((

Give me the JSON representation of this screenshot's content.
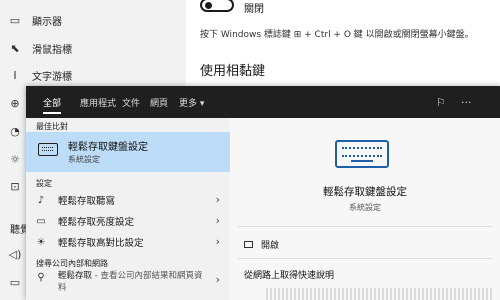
{
  "settings": {
    "sidebar": [
      {
        "icon": "monitor-icon",
        "glyph": "▭",
        "label": "顯示器"
      },
      {
        "icon": "mouse-pointer-icon",
        "glyph": "⬉",
        "label": "滑鼠指標"
      },
      {
        "icon": "text-cursor-icon",
        "glyph": "Ι",
        "label": "文字游標"
      },
      {
        "icon": "magnifier-icon",
        "glyph": "⊕"
      },
      {
        "icon": "color-filter-icon",
        "glyph": "◔"
      },
      {
        "icon": "high-contrast-icon",
        "glyph": "☼"
      },
      {
        "icon": "narrator-icon",
        "glyph": "⊡"
      },
      {
        "label": "聽覺"
      },
      {
        "icon": "audio-icon",
        "glyph": "◁)"
      },
      {
        "icon": "captions-icon",
        "glyph": "▭"
      }
    ],
    "toggle_label": "關閉",
    "toggle_desc": "按下 Windows 標誌鍵 ⊞ + Ctrl + O 鍵 以開啟或關閉螢幕小鍵盤。",
    "section_heading": "使用相黏鍵"
  },
  "search": {
    "tabs": [
      "全部",
      "應用程式",
      "文件",
      "網頁",
      "更多 ▾"
    ],
    "top_icons": [
      {
        "name": "feedback-icon",
        "glyph": "⚐"
      },
      {
        "name": "more-options-icon",
        "glyph": "···"
      }
    ],
    "best_match_label": "最佳比對",
    "best_match": {
      "title": "輕鬆存取鍵盤設定",
      "subtitle": "系統設定",
      "icon": "keyboard-icon"
    },
    "settings_label": "設定",
    "settings_items": [
      {
        "label": "輕鬆存取聽寫",
        "icon": "microphone-icon",
        "glyph": "🎙"
      },
      {
        "label": "輕鬆存取亮度設定",
        "icon": "monitor-icon",
        "glyph": "▭"
      },
      {
        "label": "輕鬆存取高對比設定",
        "icon": "brightness-icon",
        "glyph": "☀"
      }
    ],
    "web_label": "搜尋公司內部和網路",
    "web_item": {
      "title": "輕鬆存取",
      "rest": " - 查看公司內部結果和網頁資",
      "more": "料",
      "icon": "search-icon",
      "glyph": "⚲"
    },
    "preview": {
      "title": "輕鬆存取鍵盤設定",
      "subtitle": "系統設定",
      "open_label": "開啟",
      "web_heading": "從網路上取得快速說明"
    }
  },
  "colors": {
    "accent": "#1f5fa8",
    "selection": "#bcdcf7",
    "menu_bar": "#1f1f1f"
  }
}
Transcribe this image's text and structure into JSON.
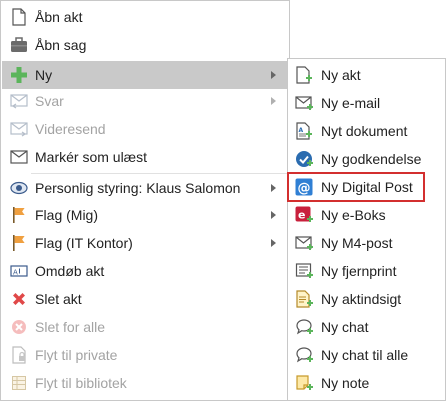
{
  "main_menu": {
    "items": [
      {
        "label": "Åbn akt",
        "icon": "document-icon",
        "disabled": false,
        "submenu": false
      },
      {
        "label": "Åbn sag",
        "icon": "briefcase-icon",
        "disabled": false,
        "submenu": false
      },
      {
        "label": "Ny",
        "icon": "plus-icon",
        "disabled": false,
        "submenu": true,
        "highlighted": true
      },
      {
        "label": "Svar",
        "icon": "reply-mail-icon",
        "disabled": true,
        "submenu": true
      },
      {
        "label": "Videresend",
        "icon": "forward-mail-icon",
        "disabled": true,
        "submenu": false
      },
      {
        "label": "Markér som ulæst",
        "icon": "envelope-icon",
        "disabled": false,
        "submenu": false
      },
      {
        "label": "Personlig styring: Klaus Salomon",
        "icon": "eye-icon",
        "disabled": false,
        "submenu": true
      },
      {
        "label": "Flag (Mig)",
        "icon": "flag-icon",
        "disabled": false,
        "submenu": true
      },
      {
        "label": "Flag (IT Kontor)",
        "icon": "flag-icon",
        "disabled": false,
        "submenu": true
      },
      {
        "label": "Omdøb akt",
        "icon": "rename-icon",
        "disabled": false,
        "submenu": false
      },
      {
        "label": "Slet akt",
        "icon": "delete-x-icon",
        "disabled": false,
        "submenu": false
      },
      {
        "label": "Slet for alle",
        "icon": "delete-circle-icon",
        "disabled": true,
        "submenu": false
      },
      {
        "label": "Flyt til private",
        "icon": "lock-document-icon",
        "disabled": true,
        "submenu": false
      },
      {
        "label": "Flyt til bibliotek",
        "icon": "library-icon",
        "disabled": true,
        "submenu": false
      }
    ]
  },
  "sub_menu": {
    "items": [
      {
        "label": "Ny akt",
        "icon": "new-document-icon"
      },
      {
        "label": "Ny e-mail",
        "icon": "new-mail-icon"
      },
      {
        "label": "Nyt dokument",
        "icon": "new-text-document-icon"
      },
      {
        "label": "Ny godkendelse",
        "icon": "approval-check-icon"
      },
      {
        "label": "Ny Digital Post",
        "icon": "digital-post-at-icon",
        "focused": true
      },
      {
        "label": "Ny e-Boks",
        "icon": "eboks-icon"
      },
      {
        "label": "Ny M4-post",
        "icon": "m4-mail-icon"
      },
      {
        "label": "Ny fjernprint",
        "icon": "remote-print-icon"
      },
      {
        "label": "Ny aktindsigt",
        "icon": "access-request-icon"
      },
      {
        "label": "Ny chat",
        "icon": "chat-icon"
      },
      {
        "label": "Ny chat til alle",
        "icon": "chat-all-icon"
      },
      {
        "label": "Ny note",
        "icon": "note-icon"
      }
    ]
  },
  "colors": {
    "highlight": "#c9c9c9",
    "focus_border": "#d32f2f",
    "disabled_text": "#a3a3a3",
    "green": "#5bb55b",
    "blue": "#2b6cb0",
    "red": "#e04848"
  }
}
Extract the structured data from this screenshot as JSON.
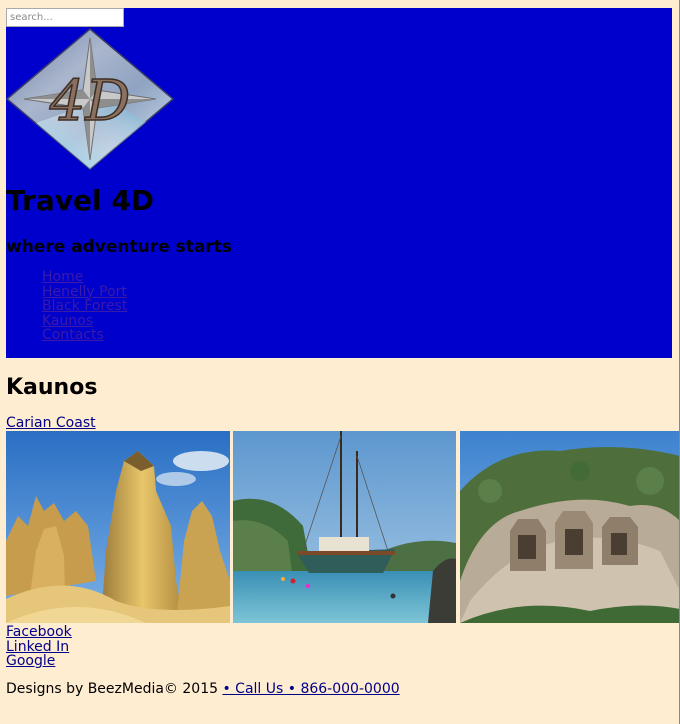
{
  "search": {
    "placeholder": "search..."
  },
  "header": {
    "logo_text": "4D",
    "title": "Travel 4D",
    "tagline": "where adventure starts",
    "bg_color": "#0000cc"
  },
  "nav": {
    "items": [
      {
        "label": "Home"
      },
      {
        "label": "Henelly Port"
      },
      {
        "label": "Black Forest"
      },
      {
        "label": "Kaunos"
      },
      {
        "label": "Contacts"
      }
    ]
  },
  "main": {
    "heading": "Kaunos",
    "sub_link": "Carian Coast",
    "photos": [
      {
        "name": "rock-formations-photo"
      },
      {
        "name": "sailing-boat-photo"
      },
      {
        "name": "rock-tombs-photo"
      }
    ]
  },
  "social": {
    "links": [
      {
        "label": "Facebook"
      },
      {
        "label": "Linked In"
      },
      {
        "label": "Google"
      }
    ]
  },
  "footer": {
    "credit": "Designs by BeezMedia© 2015",
    "call_label": "• Call Us • 866-000-0000"
  },
  "colors": {
    "page_bg": "#ffedd2",
    "link": "#00008b",
    "nav_link": "#3a1aa8"
  }
}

))

**Task goal**
In the entries above, identify every line with the word "rock". Copy those lines.

**Answer to the problem**
        "name": "rock-formations-photo"
        "name": "rock-tombs-photo"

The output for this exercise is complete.